==== Data ====
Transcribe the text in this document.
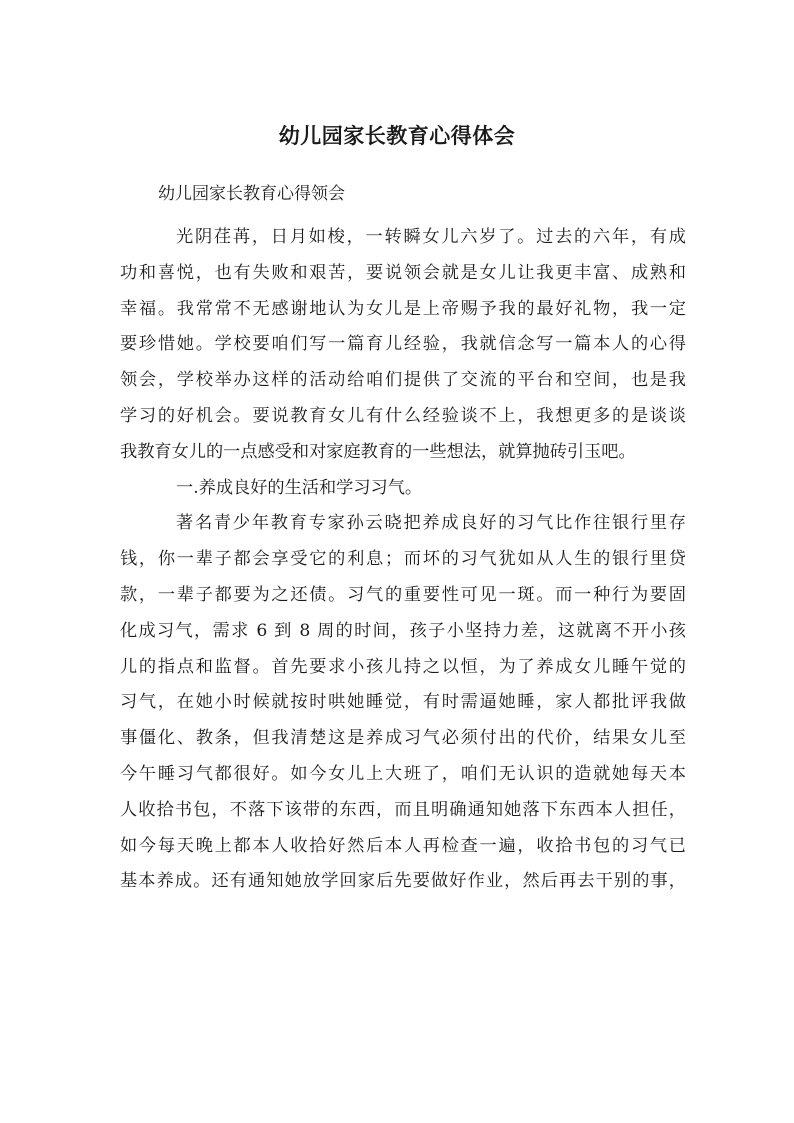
幼儿园家长教育心得体会
幼儿园家长教育心得领会
光阴荏苒，日月如梭，一转瞬女儿六岁了。过去的六年，有成
功和喜悦，也有失败和艰苦，要说领会就是女儿让我更丰富、成熟和
幸福。我常常不无感谢地认为女儿是上帝赐予我的最好礼物，我一定
要珍惜她。学校要咱们写一篇育儿经验，我就信念写一篇本人的心得
领会，学校举办这样的活动给咱们提供了交流的平台和空间，也是我
学习的好机会。要说教育女儿有什么经验谈不上，我想更多的是谈谈
我教育女儿的一点感受和对家庭教育的一些想法，就算抛砖引玉吧。
一.养成良好的生活和学习习气。
著名青少年教育专家孙云晓把养成良好的习气比作往银行里存
钱，你一辈子都会享受它的利息；而坏的习气犹如从人生的银行里贷
款，一辈子都要为之还债。习气的重要性可见一斑。而一种行为要固
化成习气，需求 6 到 8 周的时间，孩子小坚持力差，这就离不开小孩
儿的指点和监督。首先要求小孩儿持之以恒，为了养成女儿睡午觉的
习气，在她小时候就按时哄她睡觉，有时需逼她睡，家人都批评我做
事僵化、教条，但我清楚这是养成习气必须付出的代价，结果女儿至
今午睡习气都很好。如今女儿上大班了，咱们无认识的造就她每天本
人收拾书包，不落下该带的东西，而且明确通知她落下东西本人担任，
如今每天晚上都本人收拾好然后本人再检查一遍，收拾书包的习气已
基本养成。还有通知她放学回家后先要做好作业，然后再去干别的事，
====
Written problem: Word for word, quote the lines above. Omit the pictures.

Completed exercise:
Transcribe the text in this document.
幼儿园家长教育心得体会
幼儿园家长教育心得领会
光阴荏苒，日月如梭，一转瞬女儿六岁了。过去的六年，有成
功和喜悦，也有失败和艰苦，要说领会就是女儿让我更丰富、成熟和
幸福。我常常不无感谢地认为女儿是上帝赐予我的最好礼物，我一定
要珍惜她。学校要咱们写一篇育儿经验，我就信念写一篇本人的心得
领会，学校举办这样的活动给咱们提供了交流的平台和空间，也是我
学习的好机会。要说教育女儿有什么经验谈不上，我想更多的是谈谈
我教育女儿的一点感受和对家庭教育的一些想法，就算抛砖引玉吧。
一.养成良好的生活和学习习气。
著名青少年教育专家孙云晓把养成良好的习气比作往银行里存
钱，你一辈子都会享受它的利息；而坏的习气犹如从人生的银行里贷
款，一辈子都要为之还债。习气的重要性可见一斑。而一种行为要固
化成习气，需求 6 到 8 周的时间，孩子小坚持力差，这就离不开小孩
儿的指点和监督。首先要求小孩儿持之以恒，为了养成女儿睡午觉的
习气，在她小时候就按时哄她睡觉，有时需逼她睡，家人都批评我做
事僵化、教条，但我清楚这是养成习气必须付出的代价，结果女儿至
今午睡习气都很好。如今女儿上大班了，咱们无认识的造就她每天本
人收拾书包，不落下该带的东西，而且明确通知她落下东西本人担任，
如今每天晚上都本人收拾好然后本人再检查一遍，收拾书包的习气已
基本养成。还有通知她放学回家后先要做好作业，然后再去干别的事，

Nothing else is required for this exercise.